Only lines holding the word "JSON" should be copied from the material.
───── Supplied data
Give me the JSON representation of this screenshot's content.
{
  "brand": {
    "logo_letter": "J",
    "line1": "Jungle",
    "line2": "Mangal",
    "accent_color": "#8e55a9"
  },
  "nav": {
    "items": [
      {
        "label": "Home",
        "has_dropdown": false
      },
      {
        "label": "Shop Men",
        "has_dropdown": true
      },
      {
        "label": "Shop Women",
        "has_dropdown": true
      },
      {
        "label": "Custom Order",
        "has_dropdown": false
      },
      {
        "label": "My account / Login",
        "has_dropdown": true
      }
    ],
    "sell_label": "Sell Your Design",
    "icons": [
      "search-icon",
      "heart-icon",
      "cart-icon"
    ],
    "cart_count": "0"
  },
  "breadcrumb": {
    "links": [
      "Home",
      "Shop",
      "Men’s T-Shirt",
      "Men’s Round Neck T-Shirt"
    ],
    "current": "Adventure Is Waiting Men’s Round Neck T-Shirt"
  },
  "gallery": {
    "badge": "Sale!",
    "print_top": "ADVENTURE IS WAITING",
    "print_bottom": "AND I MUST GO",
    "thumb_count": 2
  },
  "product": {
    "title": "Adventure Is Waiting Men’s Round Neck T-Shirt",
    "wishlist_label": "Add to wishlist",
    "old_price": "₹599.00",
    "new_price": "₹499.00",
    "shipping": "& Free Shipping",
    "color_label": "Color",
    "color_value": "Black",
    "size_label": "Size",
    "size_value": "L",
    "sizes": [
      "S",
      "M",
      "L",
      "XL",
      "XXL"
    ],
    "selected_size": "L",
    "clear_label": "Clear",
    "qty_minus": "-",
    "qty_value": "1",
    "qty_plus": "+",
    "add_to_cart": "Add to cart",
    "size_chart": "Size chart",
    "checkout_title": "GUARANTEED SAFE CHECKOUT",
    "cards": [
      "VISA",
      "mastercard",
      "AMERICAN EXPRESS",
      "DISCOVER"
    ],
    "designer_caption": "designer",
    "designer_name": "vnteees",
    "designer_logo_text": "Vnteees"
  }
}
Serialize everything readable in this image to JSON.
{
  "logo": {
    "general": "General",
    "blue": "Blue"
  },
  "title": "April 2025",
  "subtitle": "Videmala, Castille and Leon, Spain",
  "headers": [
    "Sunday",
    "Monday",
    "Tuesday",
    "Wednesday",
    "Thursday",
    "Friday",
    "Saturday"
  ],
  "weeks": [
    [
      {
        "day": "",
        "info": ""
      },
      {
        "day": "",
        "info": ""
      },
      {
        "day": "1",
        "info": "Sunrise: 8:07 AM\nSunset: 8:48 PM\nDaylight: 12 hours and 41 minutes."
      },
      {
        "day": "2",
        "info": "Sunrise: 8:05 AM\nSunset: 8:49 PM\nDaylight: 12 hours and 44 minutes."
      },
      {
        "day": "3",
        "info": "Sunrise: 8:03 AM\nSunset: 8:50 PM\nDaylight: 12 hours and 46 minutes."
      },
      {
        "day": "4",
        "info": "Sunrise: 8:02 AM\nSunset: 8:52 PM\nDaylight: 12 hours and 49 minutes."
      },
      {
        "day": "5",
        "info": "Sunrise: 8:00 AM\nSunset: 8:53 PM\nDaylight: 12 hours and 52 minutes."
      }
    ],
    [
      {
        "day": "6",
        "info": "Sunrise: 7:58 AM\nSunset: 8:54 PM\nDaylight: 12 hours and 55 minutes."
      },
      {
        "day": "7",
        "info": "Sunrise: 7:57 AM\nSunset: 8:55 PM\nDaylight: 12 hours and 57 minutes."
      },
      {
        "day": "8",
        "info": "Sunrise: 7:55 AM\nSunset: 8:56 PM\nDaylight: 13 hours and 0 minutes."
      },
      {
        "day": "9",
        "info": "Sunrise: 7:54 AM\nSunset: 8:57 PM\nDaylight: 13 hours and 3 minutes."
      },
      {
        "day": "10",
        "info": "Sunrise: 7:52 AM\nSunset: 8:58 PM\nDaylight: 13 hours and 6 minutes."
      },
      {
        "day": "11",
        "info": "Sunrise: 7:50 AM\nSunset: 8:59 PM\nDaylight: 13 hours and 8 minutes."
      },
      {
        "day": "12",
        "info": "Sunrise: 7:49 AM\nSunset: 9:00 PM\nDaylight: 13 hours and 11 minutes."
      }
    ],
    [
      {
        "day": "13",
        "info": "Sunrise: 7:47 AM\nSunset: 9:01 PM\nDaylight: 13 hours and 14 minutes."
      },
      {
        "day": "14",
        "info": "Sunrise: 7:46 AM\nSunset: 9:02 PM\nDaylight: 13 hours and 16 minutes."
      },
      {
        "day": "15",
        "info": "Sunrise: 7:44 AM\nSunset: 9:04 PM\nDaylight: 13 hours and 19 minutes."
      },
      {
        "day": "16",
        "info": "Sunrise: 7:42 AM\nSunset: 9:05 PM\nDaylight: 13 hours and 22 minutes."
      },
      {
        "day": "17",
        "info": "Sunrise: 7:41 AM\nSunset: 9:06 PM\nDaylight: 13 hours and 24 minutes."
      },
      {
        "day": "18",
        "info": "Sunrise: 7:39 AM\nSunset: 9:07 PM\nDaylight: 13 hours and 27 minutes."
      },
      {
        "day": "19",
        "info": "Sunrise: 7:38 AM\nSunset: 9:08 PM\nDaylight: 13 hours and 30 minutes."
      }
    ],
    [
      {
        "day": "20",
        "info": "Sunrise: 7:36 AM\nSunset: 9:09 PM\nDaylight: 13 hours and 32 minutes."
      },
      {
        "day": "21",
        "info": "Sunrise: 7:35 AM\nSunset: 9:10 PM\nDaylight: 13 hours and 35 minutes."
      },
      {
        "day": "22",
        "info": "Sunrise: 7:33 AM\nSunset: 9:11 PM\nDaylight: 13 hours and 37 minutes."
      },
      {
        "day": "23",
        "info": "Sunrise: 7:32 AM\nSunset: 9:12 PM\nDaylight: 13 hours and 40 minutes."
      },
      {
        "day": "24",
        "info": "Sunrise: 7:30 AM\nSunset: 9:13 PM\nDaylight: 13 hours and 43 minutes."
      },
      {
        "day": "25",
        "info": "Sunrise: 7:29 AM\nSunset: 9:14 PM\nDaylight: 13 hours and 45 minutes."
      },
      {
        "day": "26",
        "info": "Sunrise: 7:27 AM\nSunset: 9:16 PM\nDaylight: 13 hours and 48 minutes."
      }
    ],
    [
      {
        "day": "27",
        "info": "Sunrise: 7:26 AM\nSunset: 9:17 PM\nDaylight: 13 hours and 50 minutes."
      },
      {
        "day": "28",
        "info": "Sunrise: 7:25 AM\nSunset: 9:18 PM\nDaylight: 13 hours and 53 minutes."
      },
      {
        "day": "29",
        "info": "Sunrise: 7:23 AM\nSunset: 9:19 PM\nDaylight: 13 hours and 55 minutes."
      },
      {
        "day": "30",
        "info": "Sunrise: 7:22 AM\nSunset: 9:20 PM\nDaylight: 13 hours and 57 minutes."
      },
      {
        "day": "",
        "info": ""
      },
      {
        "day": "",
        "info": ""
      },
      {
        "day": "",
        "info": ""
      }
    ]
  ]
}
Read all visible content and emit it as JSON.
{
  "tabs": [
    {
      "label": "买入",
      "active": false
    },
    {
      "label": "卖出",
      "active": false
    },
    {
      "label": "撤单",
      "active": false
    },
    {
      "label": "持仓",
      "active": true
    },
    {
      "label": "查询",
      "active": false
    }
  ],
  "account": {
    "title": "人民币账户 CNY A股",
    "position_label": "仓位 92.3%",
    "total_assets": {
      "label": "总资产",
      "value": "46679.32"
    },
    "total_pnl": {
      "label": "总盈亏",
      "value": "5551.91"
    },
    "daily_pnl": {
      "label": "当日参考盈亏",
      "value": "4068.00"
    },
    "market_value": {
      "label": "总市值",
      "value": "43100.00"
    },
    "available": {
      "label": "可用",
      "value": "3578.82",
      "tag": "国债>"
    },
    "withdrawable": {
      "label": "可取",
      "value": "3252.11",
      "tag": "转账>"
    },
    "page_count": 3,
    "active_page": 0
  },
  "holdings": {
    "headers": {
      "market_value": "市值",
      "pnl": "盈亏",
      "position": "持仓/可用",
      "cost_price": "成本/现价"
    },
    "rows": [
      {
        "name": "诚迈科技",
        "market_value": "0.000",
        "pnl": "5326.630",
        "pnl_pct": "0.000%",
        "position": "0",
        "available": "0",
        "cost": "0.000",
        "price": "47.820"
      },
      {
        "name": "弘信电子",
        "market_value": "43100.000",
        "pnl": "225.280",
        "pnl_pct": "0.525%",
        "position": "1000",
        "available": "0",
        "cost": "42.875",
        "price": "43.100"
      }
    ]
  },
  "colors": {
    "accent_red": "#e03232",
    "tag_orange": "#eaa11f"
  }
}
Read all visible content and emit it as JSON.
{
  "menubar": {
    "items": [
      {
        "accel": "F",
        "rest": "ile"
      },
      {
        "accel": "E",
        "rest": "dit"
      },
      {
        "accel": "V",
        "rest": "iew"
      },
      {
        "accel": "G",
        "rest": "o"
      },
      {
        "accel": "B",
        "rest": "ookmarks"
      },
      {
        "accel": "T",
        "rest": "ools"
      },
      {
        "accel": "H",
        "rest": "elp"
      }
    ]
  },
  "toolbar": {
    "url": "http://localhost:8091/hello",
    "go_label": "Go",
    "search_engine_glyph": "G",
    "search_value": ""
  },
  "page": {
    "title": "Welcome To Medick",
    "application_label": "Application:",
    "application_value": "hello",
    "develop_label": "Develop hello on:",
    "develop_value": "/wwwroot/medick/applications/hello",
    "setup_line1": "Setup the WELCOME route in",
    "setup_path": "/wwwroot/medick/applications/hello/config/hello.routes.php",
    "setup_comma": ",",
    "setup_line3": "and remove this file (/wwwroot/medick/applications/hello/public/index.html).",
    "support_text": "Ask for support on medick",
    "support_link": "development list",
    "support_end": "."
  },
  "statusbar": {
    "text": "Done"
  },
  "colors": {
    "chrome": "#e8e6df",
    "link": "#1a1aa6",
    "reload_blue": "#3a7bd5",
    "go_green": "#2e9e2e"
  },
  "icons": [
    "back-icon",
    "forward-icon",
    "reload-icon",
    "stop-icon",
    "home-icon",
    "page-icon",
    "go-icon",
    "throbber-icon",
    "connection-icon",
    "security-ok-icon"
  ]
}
──────────
> **Task result**:
Give me the JSON representation of this screenshot's content.
Serialize everything readable in this image to JSON.
Read all visible content and emit it as JSON.
Read all visible content and emit it as JSON.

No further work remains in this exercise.